■ Stated exercise ■
Select and copy out every line in the records containing "this".

Excerpts from a figure dataset:
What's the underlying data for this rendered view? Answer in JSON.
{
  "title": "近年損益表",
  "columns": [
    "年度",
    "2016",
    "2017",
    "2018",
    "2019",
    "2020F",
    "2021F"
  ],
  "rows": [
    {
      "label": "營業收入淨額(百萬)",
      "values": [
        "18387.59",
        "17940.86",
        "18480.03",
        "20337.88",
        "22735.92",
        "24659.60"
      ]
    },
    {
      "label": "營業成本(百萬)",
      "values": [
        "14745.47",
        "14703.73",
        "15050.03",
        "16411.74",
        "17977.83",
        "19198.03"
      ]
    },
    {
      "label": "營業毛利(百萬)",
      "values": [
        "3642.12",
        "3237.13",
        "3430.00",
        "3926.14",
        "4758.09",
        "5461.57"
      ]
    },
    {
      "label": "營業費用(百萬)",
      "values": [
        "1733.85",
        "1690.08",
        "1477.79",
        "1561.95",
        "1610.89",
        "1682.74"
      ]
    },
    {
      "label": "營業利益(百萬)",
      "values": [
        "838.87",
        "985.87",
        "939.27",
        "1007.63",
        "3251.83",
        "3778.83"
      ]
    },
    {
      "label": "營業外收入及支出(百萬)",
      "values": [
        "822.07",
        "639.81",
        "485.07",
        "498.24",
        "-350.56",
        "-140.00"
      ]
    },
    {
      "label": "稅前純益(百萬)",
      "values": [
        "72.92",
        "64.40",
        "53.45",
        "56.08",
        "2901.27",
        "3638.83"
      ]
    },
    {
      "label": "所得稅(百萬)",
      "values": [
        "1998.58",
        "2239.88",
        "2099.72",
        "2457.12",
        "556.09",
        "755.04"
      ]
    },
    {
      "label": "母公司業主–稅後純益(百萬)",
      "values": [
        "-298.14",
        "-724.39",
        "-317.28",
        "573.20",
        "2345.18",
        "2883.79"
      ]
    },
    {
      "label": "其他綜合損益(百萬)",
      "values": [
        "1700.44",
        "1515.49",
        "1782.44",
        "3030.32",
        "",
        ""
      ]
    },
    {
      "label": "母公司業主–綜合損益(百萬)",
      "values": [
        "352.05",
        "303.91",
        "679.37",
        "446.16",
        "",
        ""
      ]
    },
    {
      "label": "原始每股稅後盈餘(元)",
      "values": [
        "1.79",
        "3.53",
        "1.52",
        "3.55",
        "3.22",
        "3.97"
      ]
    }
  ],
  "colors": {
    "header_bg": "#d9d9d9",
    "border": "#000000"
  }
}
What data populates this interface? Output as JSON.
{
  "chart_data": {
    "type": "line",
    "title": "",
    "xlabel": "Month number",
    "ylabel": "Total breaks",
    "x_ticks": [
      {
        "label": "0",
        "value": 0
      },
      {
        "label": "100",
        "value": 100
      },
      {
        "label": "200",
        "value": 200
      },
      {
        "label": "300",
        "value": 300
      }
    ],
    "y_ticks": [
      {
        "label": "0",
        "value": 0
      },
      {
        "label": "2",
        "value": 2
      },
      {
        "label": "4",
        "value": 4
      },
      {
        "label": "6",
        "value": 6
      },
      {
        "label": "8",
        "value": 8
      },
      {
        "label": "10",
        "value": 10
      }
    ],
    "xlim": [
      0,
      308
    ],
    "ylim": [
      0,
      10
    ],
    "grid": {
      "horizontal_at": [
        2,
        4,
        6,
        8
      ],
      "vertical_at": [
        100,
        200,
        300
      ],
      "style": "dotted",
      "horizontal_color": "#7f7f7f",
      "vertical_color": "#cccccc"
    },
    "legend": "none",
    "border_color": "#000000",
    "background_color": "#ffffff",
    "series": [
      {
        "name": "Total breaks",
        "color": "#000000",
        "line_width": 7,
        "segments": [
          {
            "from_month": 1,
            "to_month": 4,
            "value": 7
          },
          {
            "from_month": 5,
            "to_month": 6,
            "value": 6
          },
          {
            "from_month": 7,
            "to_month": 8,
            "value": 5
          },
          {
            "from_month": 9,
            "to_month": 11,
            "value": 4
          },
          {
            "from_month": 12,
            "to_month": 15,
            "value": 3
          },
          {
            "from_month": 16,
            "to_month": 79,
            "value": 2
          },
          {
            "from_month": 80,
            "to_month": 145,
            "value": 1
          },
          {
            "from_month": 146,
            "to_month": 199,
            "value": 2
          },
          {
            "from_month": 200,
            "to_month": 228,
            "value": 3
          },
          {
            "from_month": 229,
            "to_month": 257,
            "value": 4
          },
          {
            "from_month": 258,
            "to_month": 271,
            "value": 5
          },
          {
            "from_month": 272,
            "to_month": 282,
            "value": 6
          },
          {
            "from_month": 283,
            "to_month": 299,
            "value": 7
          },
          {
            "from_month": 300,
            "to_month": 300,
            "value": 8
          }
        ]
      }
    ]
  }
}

...

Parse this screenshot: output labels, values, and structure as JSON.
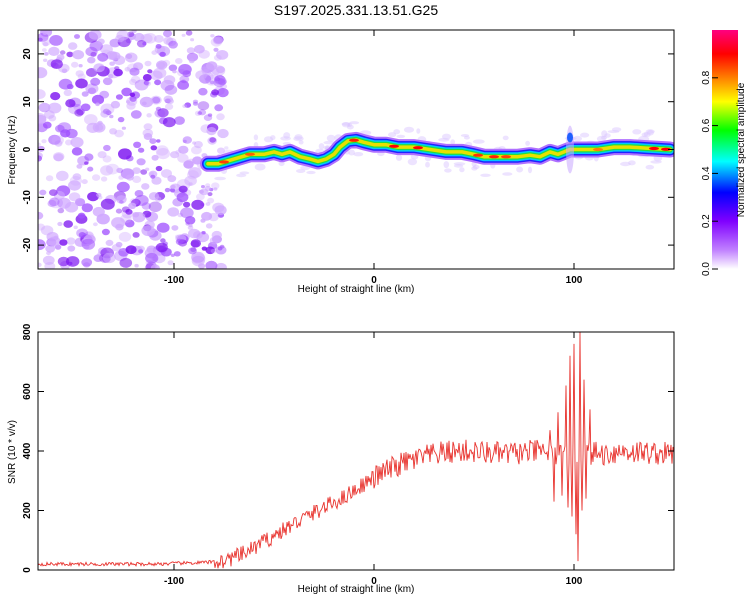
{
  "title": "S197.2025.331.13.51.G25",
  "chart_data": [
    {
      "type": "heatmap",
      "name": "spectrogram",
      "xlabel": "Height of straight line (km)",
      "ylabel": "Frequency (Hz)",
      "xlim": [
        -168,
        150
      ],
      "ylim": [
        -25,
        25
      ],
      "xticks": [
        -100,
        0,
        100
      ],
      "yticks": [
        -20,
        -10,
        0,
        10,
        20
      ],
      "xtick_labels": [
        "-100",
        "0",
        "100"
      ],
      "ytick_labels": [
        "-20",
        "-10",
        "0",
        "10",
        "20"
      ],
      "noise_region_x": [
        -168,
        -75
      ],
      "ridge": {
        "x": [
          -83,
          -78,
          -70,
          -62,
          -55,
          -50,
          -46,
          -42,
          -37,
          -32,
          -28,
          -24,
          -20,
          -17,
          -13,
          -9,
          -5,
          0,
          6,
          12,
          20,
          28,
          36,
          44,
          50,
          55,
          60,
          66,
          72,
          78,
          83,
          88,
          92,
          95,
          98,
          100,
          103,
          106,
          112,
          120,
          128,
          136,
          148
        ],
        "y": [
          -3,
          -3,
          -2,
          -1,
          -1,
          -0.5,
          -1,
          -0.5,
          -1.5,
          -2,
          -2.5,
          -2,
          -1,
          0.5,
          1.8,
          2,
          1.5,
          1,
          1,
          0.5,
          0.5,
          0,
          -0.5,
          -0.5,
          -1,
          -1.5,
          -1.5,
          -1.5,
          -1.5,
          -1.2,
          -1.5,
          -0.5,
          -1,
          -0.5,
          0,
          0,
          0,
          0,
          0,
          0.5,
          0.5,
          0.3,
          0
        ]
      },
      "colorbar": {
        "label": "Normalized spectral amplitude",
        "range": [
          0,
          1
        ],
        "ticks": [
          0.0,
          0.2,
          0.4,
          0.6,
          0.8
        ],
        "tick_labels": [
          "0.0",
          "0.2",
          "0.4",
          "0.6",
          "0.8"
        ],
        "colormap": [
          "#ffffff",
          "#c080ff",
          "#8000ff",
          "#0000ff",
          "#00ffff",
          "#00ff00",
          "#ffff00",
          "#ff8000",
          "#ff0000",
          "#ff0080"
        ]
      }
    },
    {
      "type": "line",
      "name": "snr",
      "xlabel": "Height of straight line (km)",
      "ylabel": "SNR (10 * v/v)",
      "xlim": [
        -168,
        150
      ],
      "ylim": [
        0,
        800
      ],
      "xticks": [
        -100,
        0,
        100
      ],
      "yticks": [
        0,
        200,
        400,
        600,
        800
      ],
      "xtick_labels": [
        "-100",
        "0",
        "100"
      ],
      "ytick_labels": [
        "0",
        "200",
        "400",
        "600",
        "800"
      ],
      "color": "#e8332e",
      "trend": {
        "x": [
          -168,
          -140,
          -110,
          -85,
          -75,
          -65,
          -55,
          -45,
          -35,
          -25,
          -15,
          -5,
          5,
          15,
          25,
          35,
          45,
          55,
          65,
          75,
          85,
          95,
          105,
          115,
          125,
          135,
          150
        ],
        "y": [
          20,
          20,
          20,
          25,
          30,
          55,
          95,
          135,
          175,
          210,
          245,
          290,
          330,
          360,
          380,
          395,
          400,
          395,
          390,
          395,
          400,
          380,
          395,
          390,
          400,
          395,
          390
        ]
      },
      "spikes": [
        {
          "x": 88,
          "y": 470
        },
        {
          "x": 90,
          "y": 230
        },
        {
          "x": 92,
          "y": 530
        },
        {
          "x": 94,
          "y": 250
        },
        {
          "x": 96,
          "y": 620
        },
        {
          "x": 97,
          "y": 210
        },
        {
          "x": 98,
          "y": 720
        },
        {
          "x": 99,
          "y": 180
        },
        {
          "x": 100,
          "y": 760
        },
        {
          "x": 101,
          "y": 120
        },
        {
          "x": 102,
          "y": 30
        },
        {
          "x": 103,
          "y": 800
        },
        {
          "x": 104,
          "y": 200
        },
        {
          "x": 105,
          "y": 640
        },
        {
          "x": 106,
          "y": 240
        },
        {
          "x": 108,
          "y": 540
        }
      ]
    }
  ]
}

---

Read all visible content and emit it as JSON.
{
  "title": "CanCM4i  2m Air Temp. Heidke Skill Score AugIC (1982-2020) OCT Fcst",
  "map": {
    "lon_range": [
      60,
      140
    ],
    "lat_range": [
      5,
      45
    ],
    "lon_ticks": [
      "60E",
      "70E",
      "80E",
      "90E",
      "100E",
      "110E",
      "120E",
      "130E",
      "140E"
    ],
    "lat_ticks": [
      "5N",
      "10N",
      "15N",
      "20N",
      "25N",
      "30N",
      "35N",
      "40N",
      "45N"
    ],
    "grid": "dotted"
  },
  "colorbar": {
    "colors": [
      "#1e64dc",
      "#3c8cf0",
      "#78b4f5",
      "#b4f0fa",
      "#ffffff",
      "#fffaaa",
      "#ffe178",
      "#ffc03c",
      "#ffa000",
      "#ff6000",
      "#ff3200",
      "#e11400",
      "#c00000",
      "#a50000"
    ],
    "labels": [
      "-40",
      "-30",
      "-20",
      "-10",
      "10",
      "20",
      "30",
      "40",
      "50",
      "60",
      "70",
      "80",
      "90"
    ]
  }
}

■ Answer in full ■
What's the underlying data for this rendered view? Answer in JSON.
What data populates this interface? Output as JSON.
Parse this screenshot: output labels, values, and structure as JSON.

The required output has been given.